▶ _SELECTED EXTRACT_:
· · · ·

“Foundation models are the new operating systems whoever controls the base layer controls the entire application stack built on top of it.” A foundation model is a large AI system trained on broad, diverse datasets at scale, designed to serve as a flexible base that can be adapted (fine-tuned) for a wide range of downstream tasks without being rebuilt from scratch.
Executive Summary
The term “foundation model” was introduced by Stanford HAI researchers in 2021 to describe a structural shift in AI development: rather than training purpose-built models for each task, developers now train one enormous base system and adapt it for hundreds of applications. This architecture has profound economic and geopolitical implications. The compute and data required to train frontier foundation models GPT-4, Gemini Ultra, Claude 3 runs to hundreds of millions of dollars, creating extreme concentration among a handful of US and Chinese developers. The EU AI Act’s GPAI provisions and the US Executive Order on AI both target foundation models as the critical chokepoint for governance intervention.
The Strategic Mechanism
- Pre-training at scale: Foundation models learn general representations of language, images, or code by processing internet-scale data. The resulting model contains latent capabilities across domains science, law, medicine without being explicitly trained for any of them.
- Fine-tuning: Organizations adapt the foundation model for specific applications (legal document review, medical diagnosis, customer service) at a fraction of the cost of training from scratch. This creates a two-tier AI economy: foundation model developers vs. application builders.
- API-based access: Most enterprises access foundation models via API rather than running them in-house, creating critical infrastructure dependencies on a small number of providers (OpenAI, Anthropic, Google, Meta, Mistral, Baidu).
- Multimodality: Modern foundation models process text, images, audio, and video simultaneously. GPT-4V, Gemini 1.5, and Claude 3 Opus are multimodal, expanding the range of tasks from language to perception.
- Emergent capabilities: Foundation models exhibit capabilities not present during smaller-scale training a phenomenon called emergence that makes their capabilities difficult to predict in advance.
Market & Policy Impact
- Training GPT-4 is estimated to have cost over $100 million in compute, effectively excluding all but the most capitalized labs and state-backed programs from frontier model development.

· · · ·

▶ _Items from a dataset_:
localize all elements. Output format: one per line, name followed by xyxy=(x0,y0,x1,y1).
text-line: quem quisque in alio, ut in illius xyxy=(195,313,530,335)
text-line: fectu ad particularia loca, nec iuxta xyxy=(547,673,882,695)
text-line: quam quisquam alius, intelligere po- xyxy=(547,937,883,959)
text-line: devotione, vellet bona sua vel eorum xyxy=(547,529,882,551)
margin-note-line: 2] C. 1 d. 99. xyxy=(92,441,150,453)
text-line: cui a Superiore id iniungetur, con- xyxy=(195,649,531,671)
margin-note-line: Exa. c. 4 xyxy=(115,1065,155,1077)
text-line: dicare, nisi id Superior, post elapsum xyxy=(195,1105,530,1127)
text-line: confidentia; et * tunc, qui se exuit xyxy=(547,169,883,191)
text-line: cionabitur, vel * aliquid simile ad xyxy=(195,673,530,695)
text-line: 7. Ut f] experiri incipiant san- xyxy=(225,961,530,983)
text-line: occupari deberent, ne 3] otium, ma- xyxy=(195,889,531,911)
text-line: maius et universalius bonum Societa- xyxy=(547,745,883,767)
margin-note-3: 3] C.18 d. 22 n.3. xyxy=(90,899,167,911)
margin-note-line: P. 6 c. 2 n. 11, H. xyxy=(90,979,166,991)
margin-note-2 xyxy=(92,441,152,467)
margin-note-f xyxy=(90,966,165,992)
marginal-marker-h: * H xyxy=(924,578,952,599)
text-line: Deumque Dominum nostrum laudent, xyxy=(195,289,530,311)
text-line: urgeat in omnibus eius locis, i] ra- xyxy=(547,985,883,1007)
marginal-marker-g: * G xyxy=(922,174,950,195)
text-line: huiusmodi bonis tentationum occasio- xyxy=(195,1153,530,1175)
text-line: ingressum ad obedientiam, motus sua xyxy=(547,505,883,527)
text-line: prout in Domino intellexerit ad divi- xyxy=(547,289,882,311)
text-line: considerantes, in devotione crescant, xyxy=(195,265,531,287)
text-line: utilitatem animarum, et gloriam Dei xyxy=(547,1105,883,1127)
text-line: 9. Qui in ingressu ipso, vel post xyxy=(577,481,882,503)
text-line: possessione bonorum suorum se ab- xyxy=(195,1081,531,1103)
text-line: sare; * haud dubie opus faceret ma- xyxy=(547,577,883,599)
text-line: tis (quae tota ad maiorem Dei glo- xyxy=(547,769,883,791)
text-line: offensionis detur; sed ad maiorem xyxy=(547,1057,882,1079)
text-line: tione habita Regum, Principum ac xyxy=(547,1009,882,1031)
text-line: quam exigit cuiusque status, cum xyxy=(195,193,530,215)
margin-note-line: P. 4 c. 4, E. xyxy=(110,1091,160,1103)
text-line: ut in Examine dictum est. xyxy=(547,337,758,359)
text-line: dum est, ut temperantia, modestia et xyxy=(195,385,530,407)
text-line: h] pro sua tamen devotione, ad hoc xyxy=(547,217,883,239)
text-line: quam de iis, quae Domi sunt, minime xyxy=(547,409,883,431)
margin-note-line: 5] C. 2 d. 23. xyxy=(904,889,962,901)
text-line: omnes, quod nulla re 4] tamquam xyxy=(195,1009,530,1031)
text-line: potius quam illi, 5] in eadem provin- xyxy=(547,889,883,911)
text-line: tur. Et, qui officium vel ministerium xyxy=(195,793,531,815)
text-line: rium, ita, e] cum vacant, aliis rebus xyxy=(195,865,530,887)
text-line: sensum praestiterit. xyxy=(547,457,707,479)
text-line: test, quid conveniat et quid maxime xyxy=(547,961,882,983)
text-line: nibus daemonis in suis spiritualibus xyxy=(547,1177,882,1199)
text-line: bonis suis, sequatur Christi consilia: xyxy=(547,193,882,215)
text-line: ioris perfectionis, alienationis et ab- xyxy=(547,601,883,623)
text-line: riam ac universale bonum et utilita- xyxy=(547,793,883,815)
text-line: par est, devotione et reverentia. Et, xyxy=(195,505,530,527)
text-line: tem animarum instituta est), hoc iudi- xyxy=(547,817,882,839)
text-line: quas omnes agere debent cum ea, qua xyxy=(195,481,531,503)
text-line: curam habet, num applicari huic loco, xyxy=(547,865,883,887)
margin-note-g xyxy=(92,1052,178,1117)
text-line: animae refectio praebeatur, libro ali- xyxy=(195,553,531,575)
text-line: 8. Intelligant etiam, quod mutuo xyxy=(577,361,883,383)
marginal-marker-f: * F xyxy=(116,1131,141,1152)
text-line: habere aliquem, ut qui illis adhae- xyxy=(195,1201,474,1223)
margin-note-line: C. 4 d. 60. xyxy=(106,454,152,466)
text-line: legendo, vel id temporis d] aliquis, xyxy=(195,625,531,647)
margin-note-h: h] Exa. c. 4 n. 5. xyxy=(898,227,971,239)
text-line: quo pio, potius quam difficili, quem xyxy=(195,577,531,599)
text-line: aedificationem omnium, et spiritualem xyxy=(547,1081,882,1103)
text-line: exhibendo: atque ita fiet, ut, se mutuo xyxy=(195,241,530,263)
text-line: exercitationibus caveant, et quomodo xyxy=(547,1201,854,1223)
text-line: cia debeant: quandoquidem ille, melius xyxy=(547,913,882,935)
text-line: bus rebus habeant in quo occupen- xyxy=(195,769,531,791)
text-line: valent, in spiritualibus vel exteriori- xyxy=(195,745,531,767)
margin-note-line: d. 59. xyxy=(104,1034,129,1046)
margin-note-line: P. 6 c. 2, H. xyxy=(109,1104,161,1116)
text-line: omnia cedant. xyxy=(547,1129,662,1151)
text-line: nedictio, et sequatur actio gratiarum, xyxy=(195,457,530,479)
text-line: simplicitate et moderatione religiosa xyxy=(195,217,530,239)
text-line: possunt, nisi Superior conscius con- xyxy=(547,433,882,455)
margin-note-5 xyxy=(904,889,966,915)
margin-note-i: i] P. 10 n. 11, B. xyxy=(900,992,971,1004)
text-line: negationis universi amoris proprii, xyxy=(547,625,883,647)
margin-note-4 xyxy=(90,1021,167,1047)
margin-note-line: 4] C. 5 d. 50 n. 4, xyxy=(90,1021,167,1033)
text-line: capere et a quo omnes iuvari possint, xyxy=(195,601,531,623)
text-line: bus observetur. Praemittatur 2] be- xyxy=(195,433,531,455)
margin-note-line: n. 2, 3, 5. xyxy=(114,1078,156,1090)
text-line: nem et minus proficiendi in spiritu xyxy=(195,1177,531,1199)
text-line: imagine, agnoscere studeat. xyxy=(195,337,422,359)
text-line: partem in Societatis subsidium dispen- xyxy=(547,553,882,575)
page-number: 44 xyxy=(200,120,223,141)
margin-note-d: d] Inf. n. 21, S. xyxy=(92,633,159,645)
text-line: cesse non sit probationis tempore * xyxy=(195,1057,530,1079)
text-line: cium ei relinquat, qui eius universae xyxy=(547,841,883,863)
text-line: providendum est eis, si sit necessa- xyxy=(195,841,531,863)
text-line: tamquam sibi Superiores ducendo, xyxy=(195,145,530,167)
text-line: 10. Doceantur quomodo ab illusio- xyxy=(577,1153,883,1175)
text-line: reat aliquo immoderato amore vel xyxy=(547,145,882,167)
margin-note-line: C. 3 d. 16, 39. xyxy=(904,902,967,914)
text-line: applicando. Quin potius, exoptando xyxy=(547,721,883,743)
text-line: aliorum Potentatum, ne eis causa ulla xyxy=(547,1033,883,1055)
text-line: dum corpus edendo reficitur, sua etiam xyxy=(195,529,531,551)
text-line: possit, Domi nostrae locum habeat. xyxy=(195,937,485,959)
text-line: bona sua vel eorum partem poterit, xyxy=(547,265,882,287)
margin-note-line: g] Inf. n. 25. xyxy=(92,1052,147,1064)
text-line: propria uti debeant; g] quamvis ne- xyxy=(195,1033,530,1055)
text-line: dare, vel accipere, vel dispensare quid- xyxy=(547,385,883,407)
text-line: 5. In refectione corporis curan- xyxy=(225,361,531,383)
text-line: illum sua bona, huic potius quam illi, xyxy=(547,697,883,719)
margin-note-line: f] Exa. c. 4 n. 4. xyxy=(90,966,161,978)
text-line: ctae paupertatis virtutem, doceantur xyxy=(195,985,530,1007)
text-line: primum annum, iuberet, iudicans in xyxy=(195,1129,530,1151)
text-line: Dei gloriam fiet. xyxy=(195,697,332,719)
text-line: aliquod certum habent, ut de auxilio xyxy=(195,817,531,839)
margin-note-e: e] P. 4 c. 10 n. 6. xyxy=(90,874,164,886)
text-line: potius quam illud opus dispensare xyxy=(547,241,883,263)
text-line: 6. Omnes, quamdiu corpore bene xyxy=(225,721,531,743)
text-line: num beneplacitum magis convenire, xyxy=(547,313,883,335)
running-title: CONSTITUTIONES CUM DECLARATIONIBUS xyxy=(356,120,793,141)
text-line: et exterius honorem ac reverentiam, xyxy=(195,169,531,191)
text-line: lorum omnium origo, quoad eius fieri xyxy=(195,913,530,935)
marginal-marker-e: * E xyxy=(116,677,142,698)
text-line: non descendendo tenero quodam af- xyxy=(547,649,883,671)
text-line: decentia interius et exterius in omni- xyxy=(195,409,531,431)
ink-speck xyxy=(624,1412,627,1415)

· · · ·

▶ _WHAT TO DO_:
1 - Please reproduce the part of the foundation models overview starting with "- Multimodality: Modern" and going on through "predict in advance.".
2 - Write the next part of the foundation models overview, picking up after its final sentence.

▶ _ANSWERS TO THE EXERCISE_:
1 -
- Multimodality: Modern foundation models process text, images, audio, and video simultaneously. GPT-4V, Gemini 1.5, and Claude 3 Opus are multimodal, expanding the range of tasks from language to perception.
- Emergent capabilities: Foundation models exhibit capabilities not present during smaller-scale training a phenomenon called emergence that makes their capabilities difficult to predict in advance.

2 -
- The EU AI Act’s General Purpose AI (GPAI) Model provisions (Articles 51-56) impose transparency and copyright compliance obligations specifically on foundation model developers with more than 10^25 FLOPs of training compute.
- Meta’s release of Llama 2 and Llama 3 as open-weight foundation models in 2023-2024 directly challenged the commercial moat of closed-model providers and complicated export control enforcement.
- The US Frontier Model Forum established by Anthropic, Google, Microsoft, and OpenAI in 2023 operates as an industry self-governance body specifically for foundation model safety, signaling sector-specific governance ahead of legislation.
- Saudi Aramco, UAE’s G42, and Singapore’s National AI Strategy all include foundation model development as core sovereign AI ambitions, reflecting how base model control has become a strategic state interest.
Modern Case Study: Meta’s Llama Release and the Open-Weight Debate, 2023-2024
In July 2023, Meta released Llama 2 as an open-weight foundation model available for commercial use, fundamentally challenging the assumption that frontier AI development would remain concentrated in closed-access systems. The release triggered immediate debate at the US AI Safety Institute, the EU Parliament, and among export control officials: if a near-frontier model can be downloaded by anyone worldwide, do compute-based export controls still function? By 2024, derivatives of Llama were running on classified US government networks, in Chinese research institutions, and in applications across 180 countries. Meta’s Llama 3.1 405B (July 2024) benchmarked against GPT-4 on key metrics. The episode forced regulators to confront a fundamental tension: open foundation models democratize AI capability but make targeted governance interventions nearly impossible once a model is released.